▶ AIM:
Return all lines with the word "Lihat" in them.

▶ Stored data:
= = = =
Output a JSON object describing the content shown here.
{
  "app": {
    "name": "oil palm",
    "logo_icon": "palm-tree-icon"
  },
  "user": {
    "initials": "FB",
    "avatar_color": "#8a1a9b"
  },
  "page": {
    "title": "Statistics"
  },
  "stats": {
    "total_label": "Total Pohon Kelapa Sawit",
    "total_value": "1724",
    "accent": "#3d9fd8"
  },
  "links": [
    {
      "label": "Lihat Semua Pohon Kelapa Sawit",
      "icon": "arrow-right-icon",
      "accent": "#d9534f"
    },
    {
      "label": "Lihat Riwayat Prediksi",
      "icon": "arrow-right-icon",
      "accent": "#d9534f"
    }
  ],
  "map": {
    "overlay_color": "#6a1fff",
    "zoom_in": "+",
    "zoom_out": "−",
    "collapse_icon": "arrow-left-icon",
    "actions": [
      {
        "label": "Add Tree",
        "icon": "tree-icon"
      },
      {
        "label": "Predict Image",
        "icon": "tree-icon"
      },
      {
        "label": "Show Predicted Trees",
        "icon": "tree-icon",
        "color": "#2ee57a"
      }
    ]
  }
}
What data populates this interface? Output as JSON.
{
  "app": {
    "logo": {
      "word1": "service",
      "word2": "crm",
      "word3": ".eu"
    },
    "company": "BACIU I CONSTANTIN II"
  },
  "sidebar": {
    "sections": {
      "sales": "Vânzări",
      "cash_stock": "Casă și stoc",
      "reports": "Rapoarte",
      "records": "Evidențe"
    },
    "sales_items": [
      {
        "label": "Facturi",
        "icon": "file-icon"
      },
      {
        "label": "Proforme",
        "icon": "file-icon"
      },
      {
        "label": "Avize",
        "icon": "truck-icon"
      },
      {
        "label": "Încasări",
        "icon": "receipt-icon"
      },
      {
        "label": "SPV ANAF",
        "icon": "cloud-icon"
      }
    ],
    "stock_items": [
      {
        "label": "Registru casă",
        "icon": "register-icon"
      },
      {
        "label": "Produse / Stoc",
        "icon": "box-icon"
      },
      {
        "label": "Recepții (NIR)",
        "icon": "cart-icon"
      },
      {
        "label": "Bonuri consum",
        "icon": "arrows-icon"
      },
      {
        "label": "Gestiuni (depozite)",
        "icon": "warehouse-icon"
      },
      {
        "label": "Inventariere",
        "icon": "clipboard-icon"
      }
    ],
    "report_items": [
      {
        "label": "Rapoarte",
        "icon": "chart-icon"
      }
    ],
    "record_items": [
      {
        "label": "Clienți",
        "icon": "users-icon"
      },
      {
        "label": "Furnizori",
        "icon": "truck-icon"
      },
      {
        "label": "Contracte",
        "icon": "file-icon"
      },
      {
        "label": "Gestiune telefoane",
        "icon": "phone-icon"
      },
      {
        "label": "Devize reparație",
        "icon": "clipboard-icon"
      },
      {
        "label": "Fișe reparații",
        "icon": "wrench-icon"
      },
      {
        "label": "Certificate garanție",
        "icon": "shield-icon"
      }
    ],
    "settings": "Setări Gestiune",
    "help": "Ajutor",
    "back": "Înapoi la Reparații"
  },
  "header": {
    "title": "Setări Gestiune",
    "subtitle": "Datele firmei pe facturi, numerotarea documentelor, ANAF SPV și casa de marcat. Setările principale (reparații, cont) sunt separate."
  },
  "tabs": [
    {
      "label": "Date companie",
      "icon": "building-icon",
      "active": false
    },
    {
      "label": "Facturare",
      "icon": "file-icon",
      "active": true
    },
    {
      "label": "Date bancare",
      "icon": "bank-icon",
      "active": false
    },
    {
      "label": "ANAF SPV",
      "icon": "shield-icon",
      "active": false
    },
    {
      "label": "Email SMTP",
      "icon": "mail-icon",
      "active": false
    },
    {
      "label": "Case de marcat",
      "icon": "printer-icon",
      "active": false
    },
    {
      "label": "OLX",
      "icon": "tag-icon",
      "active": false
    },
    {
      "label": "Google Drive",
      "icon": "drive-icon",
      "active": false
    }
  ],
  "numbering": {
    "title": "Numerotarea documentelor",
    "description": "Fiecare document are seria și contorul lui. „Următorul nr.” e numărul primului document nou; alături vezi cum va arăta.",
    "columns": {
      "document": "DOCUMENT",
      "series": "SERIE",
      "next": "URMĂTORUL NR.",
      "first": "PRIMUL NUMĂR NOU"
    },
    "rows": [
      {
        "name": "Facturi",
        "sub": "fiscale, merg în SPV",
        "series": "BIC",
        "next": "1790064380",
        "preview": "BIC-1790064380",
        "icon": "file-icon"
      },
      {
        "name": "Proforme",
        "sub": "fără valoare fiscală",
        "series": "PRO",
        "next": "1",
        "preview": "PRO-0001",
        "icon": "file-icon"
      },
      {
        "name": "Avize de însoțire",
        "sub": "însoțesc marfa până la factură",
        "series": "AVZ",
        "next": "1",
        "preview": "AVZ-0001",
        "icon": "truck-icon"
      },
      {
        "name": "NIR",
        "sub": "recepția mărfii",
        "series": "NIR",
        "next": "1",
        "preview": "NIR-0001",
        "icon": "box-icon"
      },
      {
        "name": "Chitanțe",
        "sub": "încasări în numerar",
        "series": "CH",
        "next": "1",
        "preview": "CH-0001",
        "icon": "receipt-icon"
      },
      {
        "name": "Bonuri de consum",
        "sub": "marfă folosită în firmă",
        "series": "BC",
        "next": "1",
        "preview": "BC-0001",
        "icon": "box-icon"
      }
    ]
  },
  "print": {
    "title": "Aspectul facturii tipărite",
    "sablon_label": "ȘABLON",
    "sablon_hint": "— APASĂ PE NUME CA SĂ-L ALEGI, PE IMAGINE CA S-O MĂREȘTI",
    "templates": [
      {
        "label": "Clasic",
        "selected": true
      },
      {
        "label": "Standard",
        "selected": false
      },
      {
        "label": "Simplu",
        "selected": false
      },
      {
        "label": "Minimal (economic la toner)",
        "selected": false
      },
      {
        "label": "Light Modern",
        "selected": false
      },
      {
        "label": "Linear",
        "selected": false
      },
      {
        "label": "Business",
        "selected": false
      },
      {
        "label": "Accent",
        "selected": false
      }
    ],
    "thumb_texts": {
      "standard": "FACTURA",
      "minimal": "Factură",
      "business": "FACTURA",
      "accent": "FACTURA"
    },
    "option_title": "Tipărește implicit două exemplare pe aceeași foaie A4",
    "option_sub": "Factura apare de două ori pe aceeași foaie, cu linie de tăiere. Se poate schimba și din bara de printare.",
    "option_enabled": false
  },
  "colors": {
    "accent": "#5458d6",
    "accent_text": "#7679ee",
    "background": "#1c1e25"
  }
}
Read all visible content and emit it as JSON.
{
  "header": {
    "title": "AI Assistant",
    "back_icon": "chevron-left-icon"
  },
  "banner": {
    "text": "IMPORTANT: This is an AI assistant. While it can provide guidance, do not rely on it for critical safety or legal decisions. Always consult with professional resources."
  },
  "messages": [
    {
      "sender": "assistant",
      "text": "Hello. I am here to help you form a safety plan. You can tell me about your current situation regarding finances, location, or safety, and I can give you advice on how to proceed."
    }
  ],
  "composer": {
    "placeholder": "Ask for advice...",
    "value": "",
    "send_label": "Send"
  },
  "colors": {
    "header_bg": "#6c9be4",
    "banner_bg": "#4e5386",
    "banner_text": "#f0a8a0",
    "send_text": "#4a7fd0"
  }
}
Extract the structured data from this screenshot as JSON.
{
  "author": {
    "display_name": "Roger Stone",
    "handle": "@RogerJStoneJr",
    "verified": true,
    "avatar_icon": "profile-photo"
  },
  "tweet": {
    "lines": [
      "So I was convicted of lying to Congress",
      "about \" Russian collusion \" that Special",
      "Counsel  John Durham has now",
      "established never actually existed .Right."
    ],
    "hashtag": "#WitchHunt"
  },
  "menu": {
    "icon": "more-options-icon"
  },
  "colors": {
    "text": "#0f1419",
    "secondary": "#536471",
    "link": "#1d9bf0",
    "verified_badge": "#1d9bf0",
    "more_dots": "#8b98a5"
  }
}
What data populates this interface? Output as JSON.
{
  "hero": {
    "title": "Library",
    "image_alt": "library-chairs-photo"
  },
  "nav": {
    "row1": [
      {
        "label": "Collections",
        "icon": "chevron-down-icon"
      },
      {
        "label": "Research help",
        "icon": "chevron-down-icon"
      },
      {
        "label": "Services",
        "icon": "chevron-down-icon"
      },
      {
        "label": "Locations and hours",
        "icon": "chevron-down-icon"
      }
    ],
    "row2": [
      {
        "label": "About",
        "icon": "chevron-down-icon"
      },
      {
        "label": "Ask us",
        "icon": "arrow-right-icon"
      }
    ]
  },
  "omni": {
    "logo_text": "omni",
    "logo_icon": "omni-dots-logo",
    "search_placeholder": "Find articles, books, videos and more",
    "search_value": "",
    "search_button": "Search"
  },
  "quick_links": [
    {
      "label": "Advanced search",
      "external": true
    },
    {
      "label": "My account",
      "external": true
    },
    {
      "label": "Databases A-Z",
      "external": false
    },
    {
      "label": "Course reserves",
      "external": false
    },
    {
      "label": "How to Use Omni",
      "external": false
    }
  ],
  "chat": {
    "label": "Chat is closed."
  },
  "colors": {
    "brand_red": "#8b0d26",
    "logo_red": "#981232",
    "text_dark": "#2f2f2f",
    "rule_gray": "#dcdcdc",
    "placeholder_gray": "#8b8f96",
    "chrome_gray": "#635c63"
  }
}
= = = =
▶ OUTPUT FOR THIS EXERCISE:
      "label": "Lihat Semua Pohon Kelapa Sawit",
      "label": "Lihat Riwayat Prediksi",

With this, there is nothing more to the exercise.